**Directions for this task**
Go through the entries below and copy each line containing the word "następnie".

**Records provided**
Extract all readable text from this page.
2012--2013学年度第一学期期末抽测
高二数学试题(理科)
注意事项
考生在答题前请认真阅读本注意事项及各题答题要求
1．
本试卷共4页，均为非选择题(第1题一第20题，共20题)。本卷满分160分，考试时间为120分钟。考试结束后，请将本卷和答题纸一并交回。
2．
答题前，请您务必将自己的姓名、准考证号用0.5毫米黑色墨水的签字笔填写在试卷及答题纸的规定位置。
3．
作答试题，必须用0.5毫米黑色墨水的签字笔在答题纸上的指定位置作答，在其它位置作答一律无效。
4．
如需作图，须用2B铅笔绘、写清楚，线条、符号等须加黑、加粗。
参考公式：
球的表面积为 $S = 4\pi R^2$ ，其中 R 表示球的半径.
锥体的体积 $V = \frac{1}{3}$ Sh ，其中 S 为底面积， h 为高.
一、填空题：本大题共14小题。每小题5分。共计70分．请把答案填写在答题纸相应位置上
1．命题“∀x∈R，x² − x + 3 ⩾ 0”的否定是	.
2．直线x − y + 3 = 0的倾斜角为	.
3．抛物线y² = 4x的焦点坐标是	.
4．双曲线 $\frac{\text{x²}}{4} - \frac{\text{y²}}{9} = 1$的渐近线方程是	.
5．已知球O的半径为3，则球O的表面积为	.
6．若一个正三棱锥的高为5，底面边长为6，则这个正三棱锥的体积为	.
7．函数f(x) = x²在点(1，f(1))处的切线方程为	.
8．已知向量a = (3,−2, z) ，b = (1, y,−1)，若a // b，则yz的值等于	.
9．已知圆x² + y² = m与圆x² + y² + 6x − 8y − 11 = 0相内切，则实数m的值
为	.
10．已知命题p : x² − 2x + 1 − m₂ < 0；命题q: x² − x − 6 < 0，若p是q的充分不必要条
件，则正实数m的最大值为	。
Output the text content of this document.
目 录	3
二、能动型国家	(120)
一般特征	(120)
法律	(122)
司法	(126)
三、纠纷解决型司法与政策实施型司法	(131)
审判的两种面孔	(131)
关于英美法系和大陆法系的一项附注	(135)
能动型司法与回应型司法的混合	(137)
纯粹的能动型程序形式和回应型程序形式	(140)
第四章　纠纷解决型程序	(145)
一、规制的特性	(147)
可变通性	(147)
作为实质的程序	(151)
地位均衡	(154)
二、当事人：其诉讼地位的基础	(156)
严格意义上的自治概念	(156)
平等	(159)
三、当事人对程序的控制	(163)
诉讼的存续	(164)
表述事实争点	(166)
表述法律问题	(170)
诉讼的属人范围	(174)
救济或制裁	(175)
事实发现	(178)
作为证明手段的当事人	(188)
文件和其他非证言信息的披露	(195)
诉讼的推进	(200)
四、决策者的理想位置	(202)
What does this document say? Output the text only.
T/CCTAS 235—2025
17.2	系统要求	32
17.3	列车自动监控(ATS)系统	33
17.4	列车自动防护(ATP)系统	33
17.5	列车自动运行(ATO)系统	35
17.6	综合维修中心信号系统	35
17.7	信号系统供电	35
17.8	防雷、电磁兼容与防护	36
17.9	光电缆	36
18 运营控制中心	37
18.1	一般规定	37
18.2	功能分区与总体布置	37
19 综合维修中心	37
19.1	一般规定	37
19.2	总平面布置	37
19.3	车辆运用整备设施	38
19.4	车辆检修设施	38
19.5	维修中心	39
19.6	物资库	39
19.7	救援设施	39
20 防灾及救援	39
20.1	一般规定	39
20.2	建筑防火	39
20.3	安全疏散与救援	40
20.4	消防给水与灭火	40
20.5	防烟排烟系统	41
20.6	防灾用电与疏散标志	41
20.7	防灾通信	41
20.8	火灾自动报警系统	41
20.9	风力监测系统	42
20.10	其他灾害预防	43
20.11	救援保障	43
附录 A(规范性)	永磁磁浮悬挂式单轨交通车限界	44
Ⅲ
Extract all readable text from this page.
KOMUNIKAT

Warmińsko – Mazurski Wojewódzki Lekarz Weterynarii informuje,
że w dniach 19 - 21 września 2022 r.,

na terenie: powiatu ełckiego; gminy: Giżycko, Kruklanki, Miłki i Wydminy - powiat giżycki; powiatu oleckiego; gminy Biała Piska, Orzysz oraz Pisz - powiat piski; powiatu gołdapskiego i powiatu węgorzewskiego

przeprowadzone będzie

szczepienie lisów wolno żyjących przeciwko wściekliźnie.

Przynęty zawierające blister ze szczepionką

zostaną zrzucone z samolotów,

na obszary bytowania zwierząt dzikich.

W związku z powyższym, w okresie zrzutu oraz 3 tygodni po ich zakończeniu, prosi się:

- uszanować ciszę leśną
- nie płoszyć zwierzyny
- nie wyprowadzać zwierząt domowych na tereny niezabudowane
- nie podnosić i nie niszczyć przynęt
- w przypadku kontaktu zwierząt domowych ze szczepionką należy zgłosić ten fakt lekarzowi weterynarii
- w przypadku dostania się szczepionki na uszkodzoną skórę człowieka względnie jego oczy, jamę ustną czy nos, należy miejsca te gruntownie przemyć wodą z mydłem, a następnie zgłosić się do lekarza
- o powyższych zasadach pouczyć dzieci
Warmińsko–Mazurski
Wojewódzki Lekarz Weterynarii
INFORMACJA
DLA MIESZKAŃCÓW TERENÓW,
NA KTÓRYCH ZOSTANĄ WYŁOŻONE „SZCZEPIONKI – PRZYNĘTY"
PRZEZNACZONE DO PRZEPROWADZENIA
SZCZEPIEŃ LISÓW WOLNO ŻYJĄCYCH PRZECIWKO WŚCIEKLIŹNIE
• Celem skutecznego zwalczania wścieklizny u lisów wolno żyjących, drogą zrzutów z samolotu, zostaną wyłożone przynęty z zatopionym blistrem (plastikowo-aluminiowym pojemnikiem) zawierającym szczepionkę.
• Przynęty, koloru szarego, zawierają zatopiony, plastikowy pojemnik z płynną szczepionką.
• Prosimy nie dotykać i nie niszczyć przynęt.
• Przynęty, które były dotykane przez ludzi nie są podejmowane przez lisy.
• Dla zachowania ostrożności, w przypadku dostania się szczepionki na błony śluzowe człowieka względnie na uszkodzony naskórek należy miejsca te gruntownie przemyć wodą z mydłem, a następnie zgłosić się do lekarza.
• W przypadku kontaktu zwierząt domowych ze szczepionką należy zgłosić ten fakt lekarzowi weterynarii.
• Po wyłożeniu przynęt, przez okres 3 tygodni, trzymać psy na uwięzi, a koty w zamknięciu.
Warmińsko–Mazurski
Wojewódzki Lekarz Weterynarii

**Output for this task**
- w przypadku dostania się szczepionki na uszkodzoną skórę człowieka względnie jego oczy, jamę ustną czy nos, należy miejsca te gruntownie przemyć wodą z mydłem, a następnie zgłosić się do lekarza
• Dla zachowania ostrożności, w przypadku dostania się szczepionki na błony śluzowe człowieka względnie na uszkodzony naskórek należy miejsca te gruntownie przemyć wodą z mydłem, a następnie zgłosić się do lekarza.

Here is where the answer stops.